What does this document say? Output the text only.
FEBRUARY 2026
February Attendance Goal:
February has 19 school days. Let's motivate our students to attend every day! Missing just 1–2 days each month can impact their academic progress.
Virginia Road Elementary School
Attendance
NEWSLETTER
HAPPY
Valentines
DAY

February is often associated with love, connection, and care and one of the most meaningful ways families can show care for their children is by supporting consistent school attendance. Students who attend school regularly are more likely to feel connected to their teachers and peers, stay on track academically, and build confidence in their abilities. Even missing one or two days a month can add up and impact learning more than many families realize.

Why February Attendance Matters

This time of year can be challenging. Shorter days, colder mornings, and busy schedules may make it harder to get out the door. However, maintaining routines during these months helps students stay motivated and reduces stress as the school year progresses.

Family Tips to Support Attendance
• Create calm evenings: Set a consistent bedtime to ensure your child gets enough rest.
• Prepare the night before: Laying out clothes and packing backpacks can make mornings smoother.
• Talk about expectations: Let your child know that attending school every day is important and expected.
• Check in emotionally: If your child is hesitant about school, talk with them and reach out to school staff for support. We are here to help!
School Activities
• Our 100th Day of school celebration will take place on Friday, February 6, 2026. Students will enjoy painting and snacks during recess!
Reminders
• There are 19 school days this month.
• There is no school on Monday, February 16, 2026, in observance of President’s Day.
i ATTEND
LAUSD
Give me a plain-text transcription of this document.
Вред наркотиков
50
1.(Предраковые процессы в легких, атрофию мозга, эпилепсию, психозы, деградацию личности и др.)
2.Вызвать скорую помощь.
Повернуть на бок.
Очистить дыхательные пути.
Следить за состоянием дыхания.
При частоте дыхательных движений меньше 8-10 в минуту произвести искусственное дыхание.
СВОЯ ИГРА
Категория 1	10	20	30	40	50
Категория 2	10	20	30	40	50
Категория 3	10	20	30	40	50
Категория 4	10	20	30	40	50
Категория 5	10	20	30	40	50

> **Exercise objective**
Where a line contains "every", copy that line.

> **Expected answer**
February has 19 school days. Let's motivate our students to attend every day! Missing just 1–2 days each month can impact their academic progress.
• Talk about expectations: Let your child know that attending school every day is important and expected.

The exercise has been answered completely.